[Stored dataset items]
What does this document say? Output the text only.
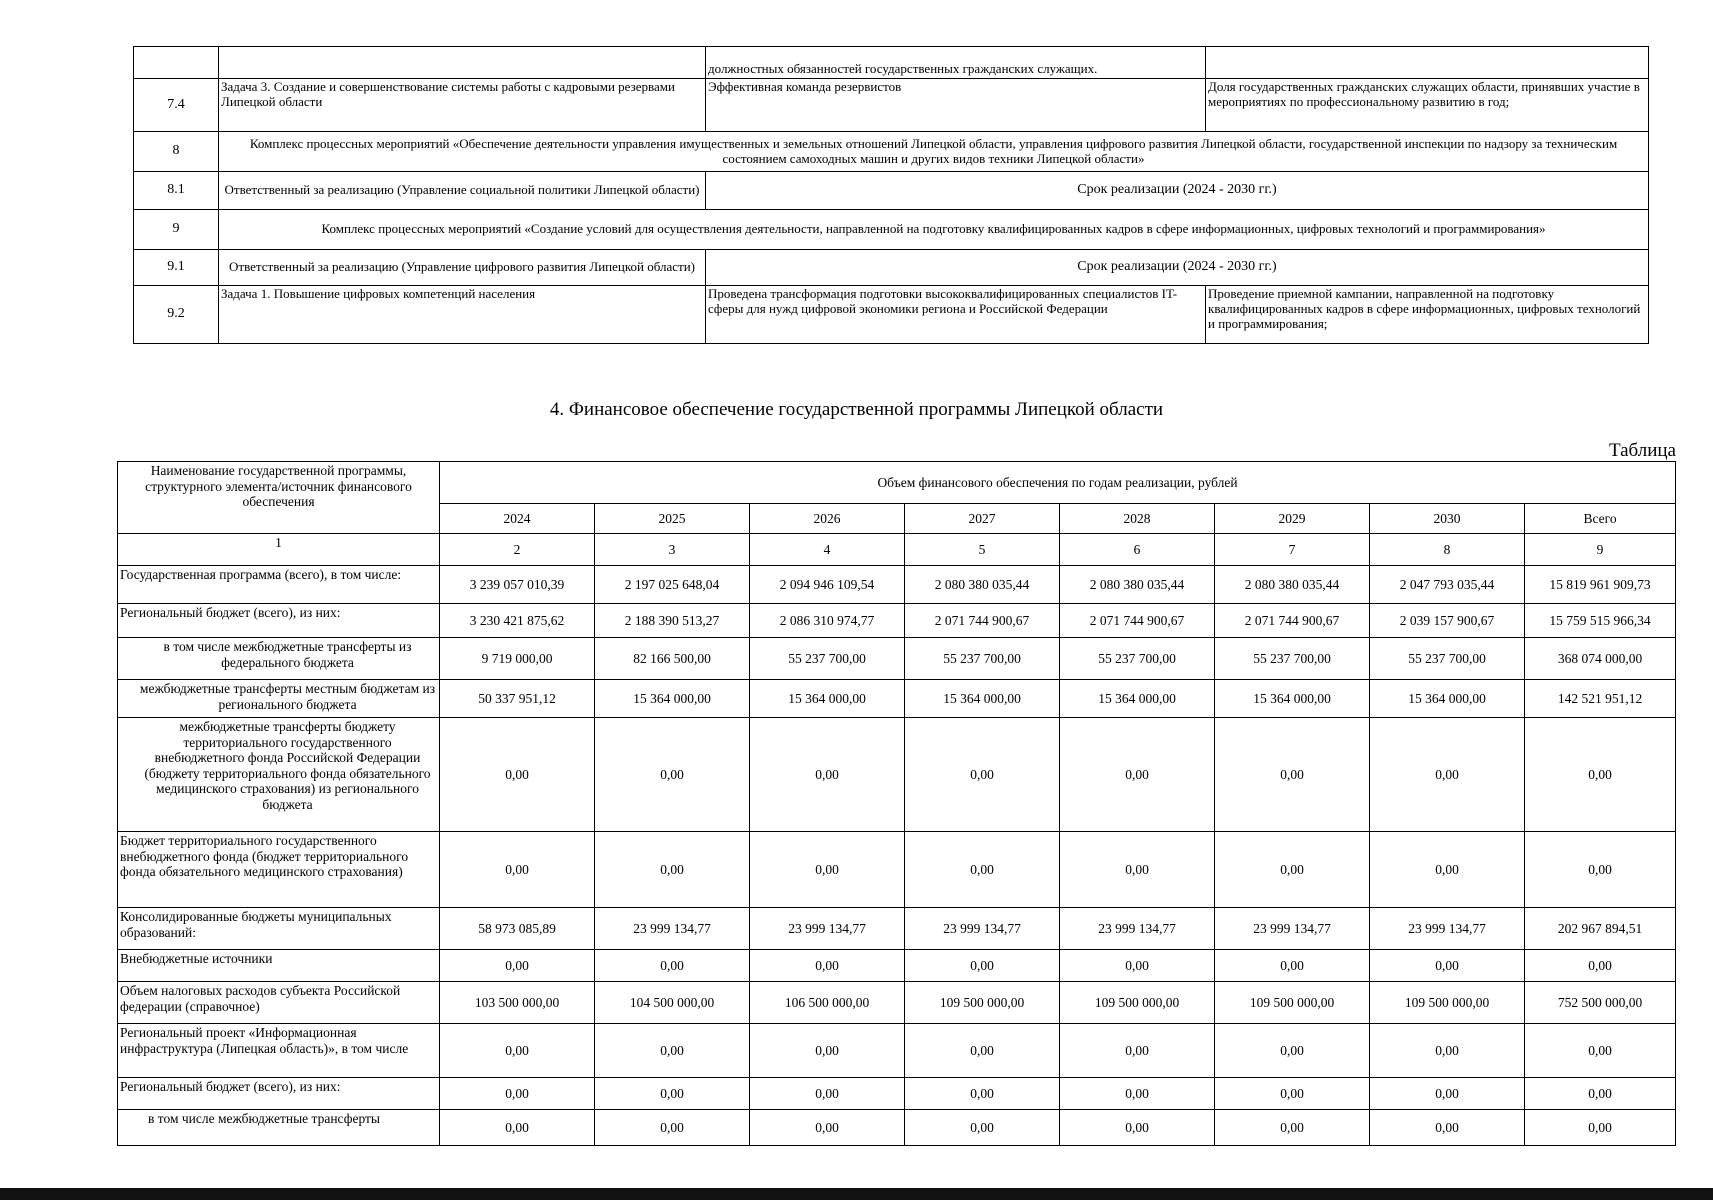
		должностных обязанностей государственных гражданских служащих.	
7.4	Задача 3. Создание и совершенствование системы работы с кадровыми резервами Липецкой области	Эффективная команда резервистов	Доля государственных гражданских служащих области, принявших участие в мероприятиях по профессиональному развитию в год;
8	Комплекс процессных мероприятий «Обеспечение деятельности управления имущественных и земельных отношений Липецкой области, управления цифрового развития Липецкой области, государственной инспекции по надзору за техническим состоянием самоходных машин и других видов техники Липецкой области»		
8.1	Ответственный за реализацию (Управление социальной политики Липецкой области)	Срок реализации (2024 - 2030 гг.)	
9	Комплекс процессных мероприятий «Создание условий для осуществления деятельности, направленной на подготовку квалифицированных кадров в сфере информационных, цифровых технологий и программирования»		
9.1	Ответственный за реализацию (Управление цифрового развития Липецкой области)	Срок реализации (2024 - 2030 гг.)	
9.2	Задача 1. Повышение цифровых компетенций населения	Проведена трансформация подготовки высококвалифицированных специалистов IT-сферы для нужд цифровой экономики региона и Российской Федерации	Проведение приемной кампании, направленной на подготовку квалифицированных кадров в сфере информационных, цифровых технологий и программирования;
4. Финансовое обеспечение государственной программы Липецкой области
Таблица
Наименование государственной программы, структурного элемента/источник финансового обеспечения	Объем финансового обеспечения по годам реализации, рублей							
	2024	2025	2026	2027	2028	2029	2030	Всего
1	2	3	4	5	6	7	8	9
Государственная программа (всего), в том числе:	3 239 057 010,39	2 197 025 648,04	2 094 946 109,54	2 080 380 035,44	2 080 380 035,44	2 080 380 035,44	2 047 793 035,44	15 819 961 909,73
Региональный бюджет (всего), из них:	3 230 421 875,62	2 188 390 513,27	2 086 310 974,77	2 071 744 900,67	2 071 744 900,67	2 071 744 900,67	2 039 157 900,67	15 759 515 966,34
в том числе межбюджетные трансферты из федерального бюджета	9 719 000,00	82 166 500,00	55 237 700,00	55 237 700,00	55 237 700,00	55 237 700,00	55 237 700,00	368 074 000,00
межбюджетные трансферты местным бюджетам из регионального бюджета	50 337 951,12	15 364 000,00	15 364 000,00	15 364 000,00	15 364 000,00	15 364 000,00	15 364 000,00	142 521 951,12
межбюджетные трансферты бюджету территориального государственного внебюджетного фонда Российской Федерации (бюджету территориального фонда обязательного медицинского страхования) из регионального бюджета	0,00	0,00	0,00	0,00	0,00	0,00	0,00	0,00
Бюджет территориального государственного внебюджетного фонда (бюджет территориального фонда обязательного медицинского страхования)	0,00	0,00	0,00	0,00	0,00	0,00	0,00	0,00
Консолидированные бюджеты муниципальных образований:	58 973 085,89	23 999 134,77	23 999 134,77	23 999 134,77	23 999 134,77	23 999 134,77	23 999 134,77	202 967 894,51
Внебюджетные источники	0,00	0,00	0,00	0,00	0,00	0,00	0,00	0,00
Объем налоговых расходов субъекта Российской федерации (справочное)	103 500 000,00	104 500 000,00	106 500 000,00	109 500 000,00	109 500 000,00	109 500 000,00	109 500 000,00	752 500 000,00
Региональный проект «Информационная инфраструктура (Липецкая область)», в том числе	0,00	0,00	0,00	0,00	0,00	0,00	0,00	0,00
Региональный бюджет (всего), из них:	0,00	0,00	0,00	0,00	0,00	0,00	0,00	0,00
в том числе межбюджетные трансферты	0,00	0,00	0,00	0,00	0,00	0,00	0,00	0,00
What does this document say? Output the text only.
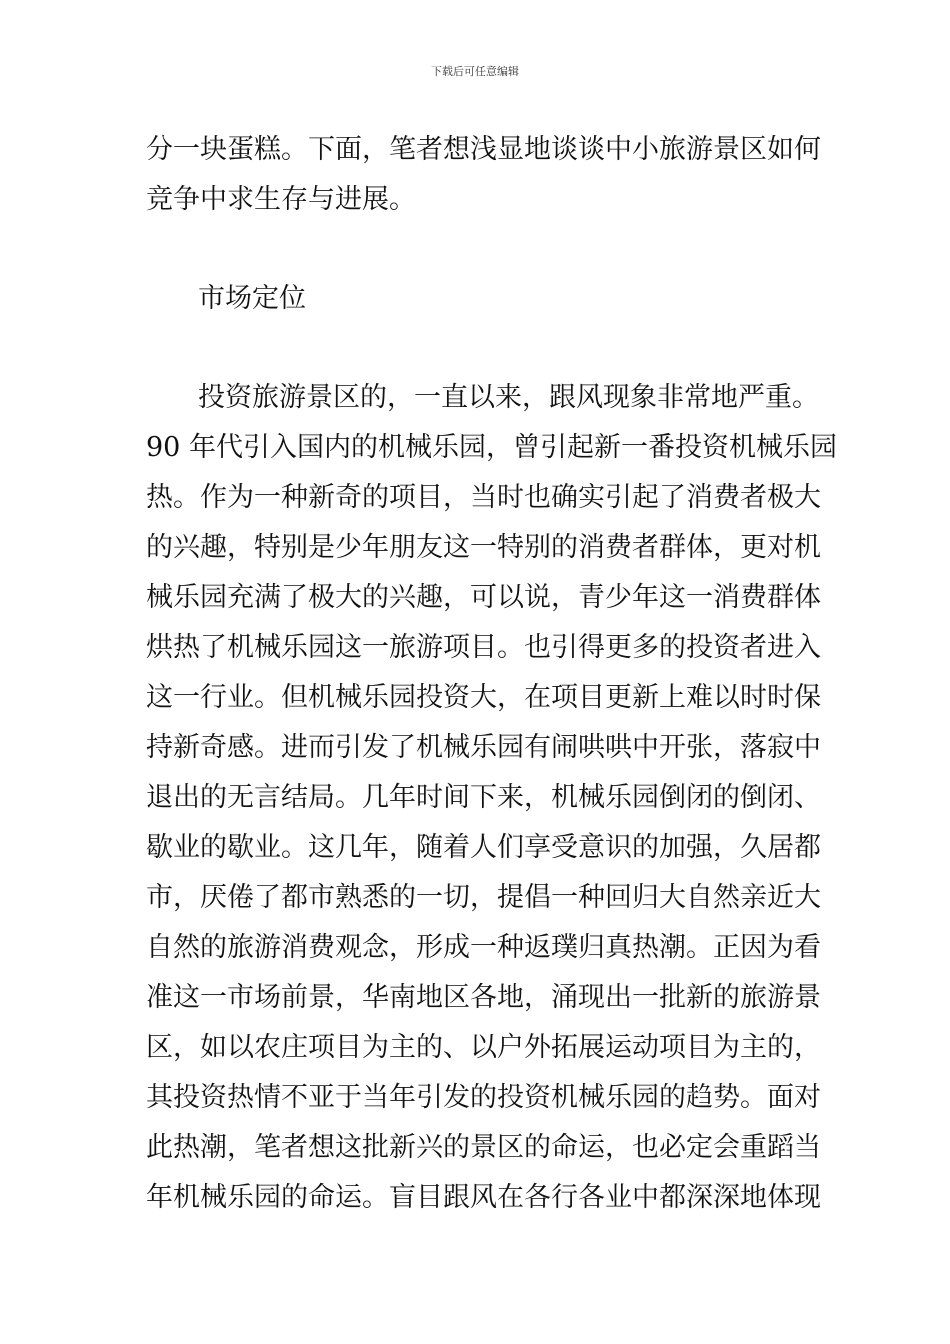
下载后可任意编辑
分一块蛋糕。下面，笔者想浅显地谈谈中小旅游景区如何
竞争中求生存与进展。
市场定位
投资旅游景区的，一直以来，跟风现象非常地严重。
90 年代引入国内的机械乐园，曾引起新一番投资机械乐园
热。作为一种新奇的项目，当时也确实引起了消费者极大
的兴趣，特别是少年朋友这一特别的消费者群体，更对机
械乐园充满了极大的兴趣，可以说，青少年这一消费群体
烘热了机械乐园这一旅游项目。也引得更多的投资者进入
这一行业。但机械乐园投资大，在项目更新上难以时时保
持新奇感。进而引发了机械乐园有闹哄哄中开张，落寂中
退出的无言结局。几年时间下来，机械乐园倒闭的倒闭、
歇业的歇业。这几年，随着人们享受意识的加强，久居都
市，厌倦了都市熟悉的一切，提倡一种回归大自然亲近大
自然的旅游消费观念，形成一种返璞归真热潮。正因为看
准这一市场前景，华南地区各地，涌现出一批新的旅游景
区，如以农庄项目为主的、以户外拓展运动项目为主的，
其投资热情不亚于当年引发的投资机械乐园的趋势。面对
此热潮，笔者想这批新兴的景区的命运，也必定会重蹈当
年机械乐园的命运。盲目跟风在各行各业中都深深地体现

= Set problem =
Output all of the entries verbatim, leaving out any images.

= The result =
What does this document say? Output the text only.
		должностных обязанностей государственных гражданских служащих.	
7.4	Задача 3. Создание и совершенствование системы работы с кадровыми резервами Липецкой области	Эффективная команда резервистов	Доля государственных гражданских служащих области, принявших участие в мероприятиях по профессиональному развитию в год;
8	Комплекс процессных мероприятий «Обеспечение деятельности управления имущественных и земельных отношений Липецкой области, управления цифрового развития Липецкой области, государственной инспекции по надзору за техническим состоянием самоходных машин и других видов техники Липецкой области»		
8.1	Ответственный за реализацию (Управление социальной политики Липецкой области)	Срок реализации (2024 - 2030 гг.)	
9	Комплекс процессных мероприятий «Создание условий для осуществления деятельности, направленной на подготовку квалифицированных кадров в сфере информационных, цифровых технологий и программирования»		
9.1	Ответственный за реализацию (Управление цифрового развития Липецкой области)	Срок реализации (2024 - 2030 гг.)	
9.2	Задача 1. Повышение цифровых компетенций населения	Проведена трансформация подготовки высококвалифицированных специалистов IT-сферы для нужд цифровой экономики региона и Российской Федерации	Проведение приемной кампании, направленной на подготовку квалифицированных кадров в сфере информационных, цифровых технологий и программирования;
4. Финансовое обеспечение государственной программы Липецкой области
Таблица
Наименование государственной программы, структурного элемента/источник финансового обеспечения	Объем финансового обеспечения по годам реализации, рублей							
	2024	2025	2026	2027	2028	2029	2030	Всего
1	2	3	4	5	6	7	8	9
Государственная программа (всего), в том числе:	3 239 057 010,39	2 197 025 648,04	2 094 946 109,54	2 080 380 035,44	2 080 380 035,44	2 080 380 035,44	2 047 793 035,44	15 819 961 909,73
Региональный бюджет (всего), из них:	3 230 421 875,62	2 188 390 513,27	2 086 310 974,77	2 071 744 900,67	2 071 744 900,67	2 071 744 900,67	2 039 157 900,67	15 759 515 966,34
в том числе межбюджетные трансферты из федерального бюджета	9 719 000,00	82 166 500,00	55 237 700,00	55 237 700,00	55 237 700,00	55 237 700,00	55 237 700,00	368 074 000,00
межбюджетные трансферты местным бюджетам из регионального бюджета	50 337 951,12	15 364 000,00	15 364 000,00	15 364 000,00	15 364 000,00	15 364 000,00	15 364 000,00	142 521 951,12
межбюджетные трансферты бюджету территориального государственного внебюджетного фонда Российской Федерации (бюджету территориального фонда обязательного медицинского страхования) из регионального бюджета	0,00	0,00	0,00	0,00	0,00	0,00	0,00	0,00
Бюджет территориального государственного внебюджетного фонда (бюджет территориального фонда обязательного медицинского страхования)	0,00	0,00	0,00	0,00	0,00	0,00	0,00	0,00
Консолидированные бюджеты муниципальных образований:	58 973 085,89	23 999 134,77	23 999 134,77	23 999 134,77	23 999 134,77	23 999 134,77	23 999 134,77	202 967 894,51
Внебюджетные источники	0,00	0,00	0,00	0,00	0,00	0,00	0,00	0,00
Объем налоговых расходов субъекта Российской федерации (справочное)	103 500 000,00	104 500 000,00	106 500 000,00	109 500 000,00	109 500 000,00	109 500 000,00	109 500 000,00	752 500 000,00
Региональный проект «Информационная инфраструктура (Липецкая область)», в том числе	0,00	0,00	0,00	0,00	0,00	0,00	0,00	0,00
Региональный бюджет (всего), из них:	0,00	0,00	0,00	0,00	0,00	0,00	0,00	0,00
в том числе межбюджетные трансферты	0,00	0,00	0,00	0,00	0,00	0,00	0,00	0,00
What does this document say? Output the text only.
下载后可任意编辑
分一块蛋糕。下面，笔者想浅显地谈谈中小旅游景区如何
竞争中求生存与进展。
市场定位
投资旅游景区的，一直以来，跟风现象非常地严重。
90 年代引入国内的机械乐园，曾引起新一番投资机械乐园
热。作为一种新奇的项目，当时也确实引起了消费者极大
的兴趣，特别是少年朋友这一特别的消费者群体，更对机
械乐园充满了极大的兴趣，可以说，青少年这一消费群体
烘热了机械乐园这一旅游项目。也引得更多的投资者进入
这一行业。但机械乐园投资大，在项目更新上难以时时保
持新奇感。进而引发了机械乐园有闹哄哄中开张，落寂中
退出的无言结局。几年时间下来，机械乐园倒闭的倒闭、
歇业的歇业。这几年，随着人们享受意识的加强，久居都
市，厌倦了都市熟悉的一切，提倡一种回归大自然亲近大
自然的旅游消费观念，形成一种返璞归真热潮。正因为看
准这一市场前景，华南地区各地，涌现出一批新的旅游景
区，如以农庄项目为主的、以户外拓展运动项目为主的，
其投资热情不亚于当年引发的投资机械乐园的趋势。面对
此热潮，笔者想这批新兴的景区的命运，也必定会重蹈当
年机械乐园的命运。盲目跟风在各行各业中都深深地体现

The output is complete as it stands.